(Excerpts from a figure dataset)
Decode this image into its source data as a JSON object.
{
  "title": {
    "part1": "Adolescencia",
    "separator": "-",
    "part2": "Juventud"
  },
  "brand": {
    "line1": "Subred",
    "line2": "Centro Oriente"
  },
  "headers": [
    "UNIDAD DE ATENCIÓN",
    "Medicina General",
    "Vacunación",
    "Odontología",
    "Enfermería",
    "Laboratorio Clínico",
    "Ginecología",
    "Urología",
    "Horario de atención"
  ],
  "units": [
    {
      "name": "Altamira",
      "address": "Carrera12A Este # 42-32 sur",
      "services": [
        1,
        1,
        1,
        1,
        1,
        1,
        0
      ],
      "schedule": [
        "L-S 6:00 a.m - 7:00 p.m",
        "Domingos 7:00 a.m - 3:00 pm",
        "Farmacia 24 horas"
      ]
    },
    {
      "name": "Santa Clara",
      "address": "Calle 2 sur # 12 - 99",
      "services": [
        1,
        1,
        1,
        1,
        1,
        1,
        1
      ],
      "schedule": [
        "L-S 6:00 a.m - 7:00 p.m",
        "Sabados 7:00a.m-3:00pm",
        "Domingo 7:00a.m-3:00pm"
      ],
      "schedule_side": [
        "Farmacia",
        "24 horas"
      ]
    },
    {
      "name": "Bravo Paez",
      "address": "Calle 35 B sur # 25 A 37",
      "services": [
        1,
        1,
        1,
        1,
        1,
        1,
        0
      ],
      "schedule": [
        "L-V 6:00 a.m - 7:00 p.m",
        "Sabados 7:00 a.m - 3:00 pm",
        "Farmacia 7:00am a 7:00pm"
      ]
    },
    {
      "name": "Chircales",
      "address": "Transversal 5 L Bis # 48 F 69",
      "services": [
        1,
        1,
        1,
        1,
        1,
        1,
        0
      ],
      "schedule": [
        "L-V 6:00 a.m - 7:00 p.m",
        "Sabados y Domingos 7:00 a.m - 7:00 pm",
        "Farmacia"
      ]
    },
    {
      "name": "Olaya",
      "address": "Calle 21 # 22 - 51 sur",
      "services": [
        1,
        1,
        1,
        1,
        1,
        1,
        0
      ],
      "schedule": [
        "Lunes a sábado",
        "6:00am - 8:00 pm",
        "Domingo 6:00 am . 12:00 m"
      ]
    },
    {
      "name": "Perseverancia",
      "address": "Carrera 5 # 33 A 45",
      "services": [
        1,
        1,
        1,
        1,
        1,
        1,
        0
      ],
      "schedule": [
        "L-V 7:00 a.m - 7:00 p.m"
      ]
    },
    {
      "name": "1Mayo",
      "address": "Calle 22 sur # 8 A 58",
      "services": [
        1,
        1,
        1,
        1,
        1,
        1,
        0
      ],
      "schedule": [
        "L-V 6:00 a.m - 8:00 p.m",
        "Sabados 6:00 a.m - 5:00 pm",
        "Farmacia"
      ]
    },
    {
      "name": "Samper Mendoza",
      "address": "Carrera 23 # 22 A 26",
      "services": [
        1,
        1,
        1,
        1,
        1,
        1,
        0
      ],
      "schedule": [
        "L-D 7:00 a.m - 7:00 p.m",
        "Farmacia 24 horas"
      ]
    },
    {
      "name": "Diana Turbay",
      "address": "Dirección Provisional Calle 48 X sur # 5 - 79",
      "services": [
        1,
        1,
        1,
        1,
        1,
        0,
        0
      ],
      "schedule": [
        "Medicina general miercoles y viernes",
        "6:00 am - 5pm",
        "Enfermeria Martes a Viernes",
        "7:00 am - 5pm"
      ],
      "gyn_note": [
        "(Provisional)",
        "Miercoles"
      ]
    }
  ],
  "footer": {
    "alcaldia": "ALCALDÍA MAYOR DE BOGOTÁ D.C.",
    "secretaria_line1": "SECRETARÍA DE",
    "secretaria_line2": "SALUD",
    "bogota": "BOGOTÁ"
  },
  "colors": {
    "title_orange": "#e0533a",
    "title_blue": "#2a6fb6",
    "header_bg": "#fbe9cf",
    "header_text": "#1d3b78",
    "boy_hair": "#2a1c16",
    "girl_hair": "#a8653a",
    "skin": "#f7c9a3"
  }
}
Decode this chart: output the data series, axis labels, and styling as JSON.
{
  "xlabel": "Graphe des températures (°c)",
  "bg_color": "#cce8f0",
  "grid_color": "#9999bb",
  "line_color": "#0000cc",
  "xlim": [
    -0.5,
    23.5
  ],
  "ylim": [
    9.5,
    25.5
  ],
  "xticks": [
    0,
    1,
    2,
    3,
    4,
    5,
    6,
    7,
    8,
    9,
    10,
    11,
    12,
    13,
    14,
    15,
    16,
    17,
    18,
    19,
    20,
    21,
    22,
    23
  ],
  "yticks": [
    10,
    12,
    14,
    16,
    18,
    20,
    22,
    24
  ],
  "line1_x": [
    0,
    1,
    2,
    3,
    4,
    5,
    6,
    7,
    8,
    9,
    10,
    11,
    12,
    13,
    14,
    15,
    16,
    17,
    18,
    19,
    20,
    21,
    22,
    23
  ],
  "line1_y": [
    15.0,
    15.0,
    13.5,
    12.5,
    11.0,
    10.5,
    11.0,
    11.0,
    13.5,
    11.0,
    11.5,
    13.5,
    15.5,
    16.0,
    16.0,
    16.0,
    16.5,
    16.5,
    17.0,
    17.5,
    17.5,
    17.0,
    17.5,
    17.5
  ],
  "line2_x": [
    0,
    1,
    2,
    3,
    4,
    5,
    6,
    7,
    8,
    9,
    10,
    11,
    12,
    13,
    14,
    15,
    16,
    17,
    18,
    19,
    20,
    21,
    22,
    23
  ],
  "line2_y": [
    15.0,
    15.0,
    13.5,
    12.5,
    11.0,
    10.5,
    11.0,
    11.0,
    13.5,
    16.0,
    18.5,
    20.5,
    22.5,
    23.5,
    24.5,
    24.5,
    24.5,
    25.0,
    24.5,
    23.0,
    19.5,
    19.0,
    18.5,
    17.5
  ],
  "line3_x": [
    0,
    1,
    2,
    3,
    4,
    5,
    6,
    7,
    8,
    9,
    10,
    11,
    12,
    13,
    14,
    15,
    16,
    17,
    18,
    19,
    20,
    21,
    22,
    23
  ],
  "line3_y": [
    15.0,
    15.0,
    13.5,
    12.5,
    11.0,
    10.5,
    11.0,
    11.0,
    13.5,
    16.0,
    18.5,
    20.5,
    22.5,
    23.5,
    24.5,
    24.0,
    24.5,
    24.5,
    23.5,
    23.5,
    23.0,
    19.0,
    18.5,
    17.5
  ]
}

WRITTEN TASK
Reproduce the entries above exactly.

WRITTEN REPLY
Decode this image into its source data as a JSON object.
{
  "title": {
    "part1": "Adolescencia",
    "separator": "-",
    "part2": "Juventud"
  },
  "brand": {
    "line1": "Subred",
    "line2": "Centro Oriente"
  },
  "headers": [
    "UNIDAD DE ATENCIÓN",
    "Medicina General",
    "Vacunación",
    "Odontología",
    "Enfermería",
    "Laboratorio Clínico",
    "Ginecología",
    "Urología",
    "Horario de atención"
  ],
  "units": [
    {
      "name": "Altamira",
      "address": "Carrera12A Este # 42-32 sur",
      "services": [
        1,
        1,
        1,
        1,
        1,
        1,
        0
      ],
      "schedule": [
        "L-S 6:00 a.m - 7:00 p.m",
        "Domingos 7:00 a.m - 3:00 pm",
        "Farmacia 24 horas"
      ]
    },
    {
      "name": "Santa Clara",
      "address": "Calle 2 sur # 12 - 99",
      "services": [
        1,
        1,
        1,
        1,
        1,
        1,
        1
      ],
      "schedule": [
        "L-S 6:00 a.m - 7:00 p.m",
        "Sabados 7:00a.m-3:00pm",
        "Domingo 7:00a.m-3:00pm"
      ],
      "schedule_side": [
        "Farmacia",
        "24 horas"
      ]
    },
    {
      "name": "Bravo Paez",
      "address": "Calle 35 B sur # 25 A 37",
      "services": [
        1,
        1,
        1,
        1,
        1,
        1,
        0
      ],
      "schedule": [
        "L-V 6:00 a.m - 7:00 p.m",
        "Sabados 7:00 a.m - 3:00 pm",
        "Farmacia 7:00am a 7:00pm"
      ]
    },
    {
      "name": "Chircales",
      "address": "Transversal 5 L Bis # 48 F 69",
      "services": [
        1,
        1,
        1,
        1,
        1,
        1,
        0
      ],
      "schedule": [
        "L-V 6:00 a.m - 7:00 p.m",
        "Sabados y Domingos 7:00 a.m - 7:00 pm",
        "Farmacia"
      ]
    },
    {
      "name": "Olaya",
      "address": "Calle 21 # 22 - 51 sur",
      "services": [
        1,
        1,
        1,
        1,
        1,
        1,
        0
      ],
      "schedule": [
        "Lunes a sábado",
        "6:00am - 8:00 pm",
        "Domingo 6:00 am . 12:00 m"
      ]
    },
    {
      "name": "Perseverancia",
      "address": "Carrera 5 # 33 A 45",
      "services": [
        1,
        1,
        1,
        1,
        1,
        1,
        0
      ],
      "schedule": [
        "L-V 7:00 a.m - 7:00 p.m"
      ]
    },
    {
      "name": "1Mayo",
      "address": "Calle 22 sur # 8 A 58",
      "services": [
        1,
        1,
        1,
        1,
        1,
        1,
        0
      ],
      "schedule": [
        "L-V 6:00 a.m - 8:00 p.m",
        "Sabados 6:00 a.m - 5:00 pm",
        "Farmacia"
      ]
    },
    {
      "name": "Samper Mendoza",
      "address": "Carrera 23 # 22 A 26",
      "services": [
        1,
        1,
        1,
        1,
        1,
        1,
        0
      ],
      "schedule": [
        "L-D 7:00 a.m - 7:00 p.m",
        "Farmacia 24 horas"
      ]
    },
    {
      "name": "Diana Turbay",
      "address": "Dirección Provisional Calle 48 X sur # 5 - 79",
      "services": [
        1,
        1,
        1,
        1,
        1,
        0,
        0
      ],
      "schedule": [
        "Medicina general miercoles y viernes",
        "6:00 am - 5pm",
        "Enfermeria Martes a Viernes",
        "7:00 am - 5pm"
      ],
      "gyn_note": [
        "(Provisional)",
        "Miercoles"
      ]
    }
  ],
  "footer": {
    "alcaldia": "ALCALDÍA MAYOR DE BOGOTÁ D.C.",
    "secretaria_line1": "SECRETARÍA DE",
    "secretaria_line2": "SALUD",
    "bogota": "BOGOTÁ"
  },
  "colors": {
    "title_orange": "#e0533a",
    "title_blue": "#2a6fb6",
    "header_bg": "#fbe9cf",
    "header_text": "#1d3b78",
    "boy_hair": "#2a1c16",
    "girl_hair": "#a8653a",
    "skin": "#f7c9a3"
  }
}
Decode this chart: output the data series, axis labels, and styling as JSON.
{
  "xlabel": "Graphe des températures (°c)",
  "bg_color": "#cce8f0",
  "grid_color": "#9999bb",
  "line_color": "#0000cc",
  "xlim": [
    -0.5,
    23.5
  ],
  "ylim": [
    9.5,
    25.5
  ],
  "xticks": [
    0,
    1,
    2,
    3,
    4,
    5,
    6,
    7,
    8,
    9,
    10,
    11,
    12,
    13,
    14,
    15,
    16,
    17,
    18,
    19,
    20,
    21,
    22,
    23
  ],
  "yticks": [
    10,
    12,
    14,
    16,
    18,
    20,
    22,
    24
  ],
  "line1_x": [
    0,
    1,
    2,
    3,
    4,
    5,
    6,
    7,
    8,
    9,
    10,
    11,
    12,
    13,
    14,
    15,
    16,
    17,
    18,
    19,
    20,
    21,
    22,
    23
  ],
  "line1_y": [
    15.0,
    15.0,
    13.5,
    12.5,
    11.0,
    10.5,
    11.0,
    11.0,
    13.5,
    11.0,
    11.5,
    13.5,
    15.5,
    16.0,
    16.0,
    16.0,
    16.5,
    16.5,
    17.0,
    17.5,
    17.5,
    17.0,
    17.5,
    17.5
  ],
  "line2_x": [
    0,
    1,
    2,
    3,
    4,
    5,
    6,
    7,
    8,
    9,
    10,
    11,
    12,
    13,
    14,
    15,
    16,
    17,
    18,
    19,
    20,
    21,
    22,
    23
  ],
  "line2_y": [
    15.0,
    15.0,
    13.5,
    12.5,
    11.0,
    10.5,
    11.0,
    11.0,
    13.5,
    16.0,
    18.5,
    20.5,
    22.5,
    23.5,
    24.5,
    24.5,
    24.5,
    25.0,
    24.5,
    23.0,
    19.5,
    19.0,
    18.5,
    17.5
  ],
  "line3_x": [
    0,
    1,
    2,
    3,
    4,
    5,
    6,
    7,
    8,
    9,
    10,
    11,
    12,
    13,
    14,
    15,
    16,
    17,
    18,
    19,
    20,
    21,
    22,
    23
  ],
  "line3_y": [
    15.0,
    15.0,
    13.5,
    12.5,
    11.0,
    10.5,
    11.0,
    11.0,
    13.5,
    16.0,
    18.5,
    20.5,
    22.5,
    23.5,
    24.5,
    24.0,
    24.5,
    24.5,
    23.5,
    23.5,
    23.0,
    19.0,
    18.5,
    17.5
  ]
}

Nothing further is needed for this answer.